# START OF Dataset content

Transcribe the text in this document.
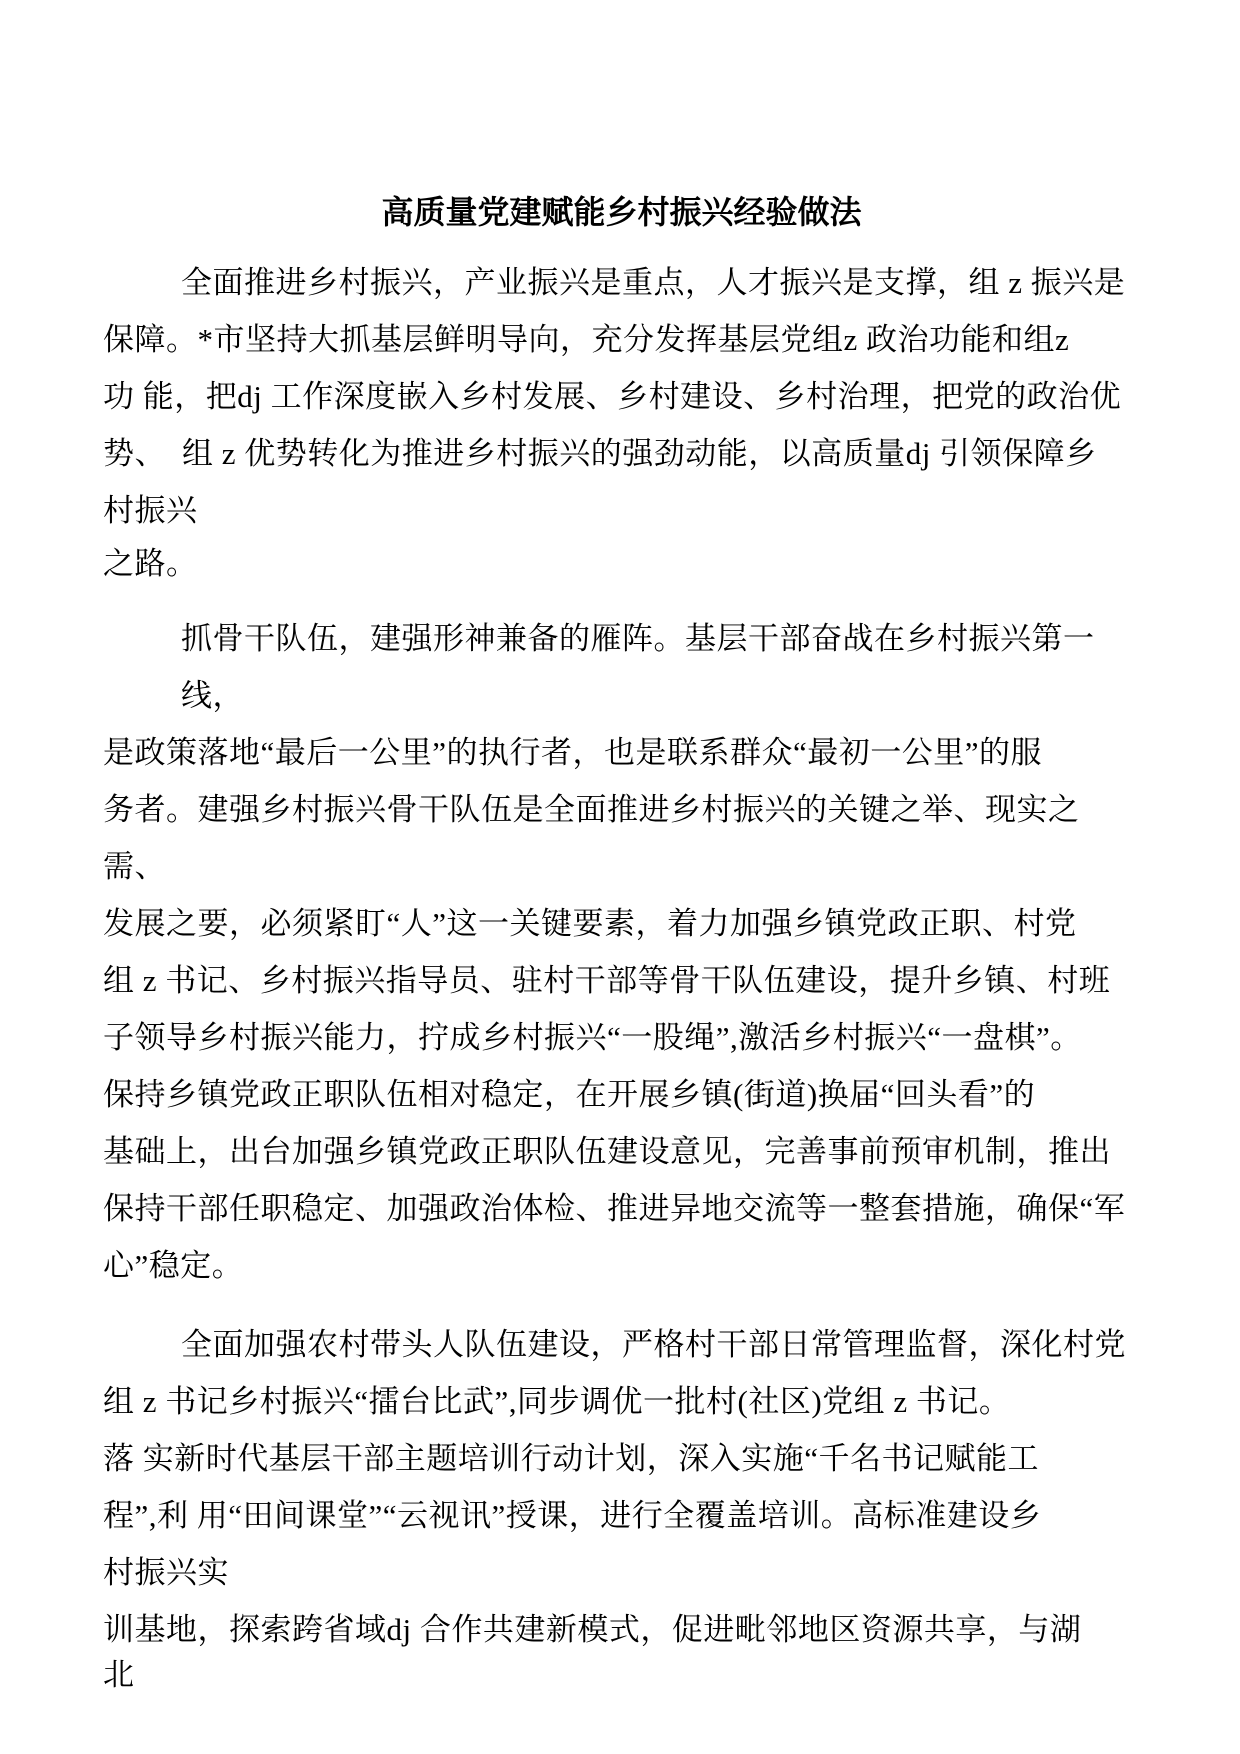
高质量党建赋能乡村振兴经验做法
全面推进乡村振兴，产业振兴是重点，人才振兴是支撑，组 z 振兴是
保障。*市坚持大抓基层鲜明导向，充分发挥基层党组z 政治功能和组z
功 能，把dj 工作深度嵌入乡村发展、乡村建设、乡村治理，把党的政治优
势、　组 z 优势转化为推进乡村振兴的强劲动能，以高质量dj 引领保障乡
村振兴
之路。
抓骨干队伍，建强形神兼备的雁阵。基层干部奋战在乡村振兴第一线，
是政策落地“最后一公里”的执行者，也是联系群众“最初一公里”的服
务者。建强乡村振兴骨干队伍是全面推进乡村振兴的关键之举、现实之需、
发展之要，必须紧盯“人”这一关键要素，着力加强乡镇党政正职、村党
组 z 书记、乡村振兴指导员、驻村干部等骨干队伍建设，提升乡镇、村班
子领导乡村振兴能力，拧成乡村振兴“一股绳”,激活乡村振兴“一盘棋”。
保持乡镇党政正职队伍相对稳定，在开展乡镇(街道)换届“回头看”的
基础上，出台加强乡镇党政正职队伍建设意见，完善事前预审机制，推出
保持干部任职稳定、加强政治体检、推进异地交流等一整套措施，确保“军
心”稳定。
全面加强农村带头人队伍建设，严格村干部日常管理监督，深化村党
组 z 书记乡村振兴“擂台比武”,同步调优一批村(社区)党组 z 书记。
落 实新时代基层干部主题培训行动计划，深入实施“千名书记赋能工
程”,利 用“田间课堂”“云视讯”授课，进行全覆盖培训。高标准建设乡
村振兴实
训基地，探索跨省域dj 合作共建新模式，促进毗邻地区资源共享，与湖
北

# END OF Dataset content

> **What is being asked**: Skip the pictures, then retype every line above exactly.

> **Full solution**:
Transcribe the text in this document.
高质量党建赋能乡村振兴经验做法
全面推进乡村振兴，产业振兴是重点，人才振兴是支撑，组 z 振兴是
保障。*市坚持大抓基层鲜明导向，充分发挥基层党组z 政治功能和组z
功 能，把dj 工作深度嵌入乡村发展、乡村建设、乡村治理，把党的政治优
势、　组 z 优势转化为推进乡村振兴的强劲动能，以高质量dj 引领保障乡
村振兴
之路。
抓骨干队伍，建强形神兼备的雁阵。基层干部奋战在乡村振兴第一线，
是政策落地“最后一公里”的执行者，也是联系群众“最初一公里”的服
务者。建强乡村振兴骨干队伍是全面推进乡村振兴的关键之举、现实之需、
发展之要，必须紧盯“人”这一关键要素，着力加强乡镇党政正职、村党
组 z 书记、乡村振兴指导员、驻村干部等骨干队伍建设，提升乡镇、村班
子领导乡村振兴能力，拧成乡村振兴“一股绳”,激活乡村振兴“一盘棋”。
保持乡镇党政正职队伍相对稳定，在开展乡镇(街道)换届“回头看”的
基础上，出台加强乡镇党政正职队伍建设意见，完善事前预审机制，推出
保持干部任职稳定、加强政治体检、推进异地交流等一整套措施，确保“军
心”稳定。
全面加强农村带头人队伍建设，严格村干部日常管理监督，深化村党
组 z 书记乡村振兴“擂台比武”,同步调优一批村(社区)党组 z 书记。
落 实新时代基层干部主题培训行动计划，深入实施“千名书记赋能工
程”,利 用“田间课堂”“云视讯”授课，进行全覆盖培训。高标准建设乡
村振兴实
训基地，探索跨省域dj 合作共建新模式，促进毗邻地区资源共享，与湖
北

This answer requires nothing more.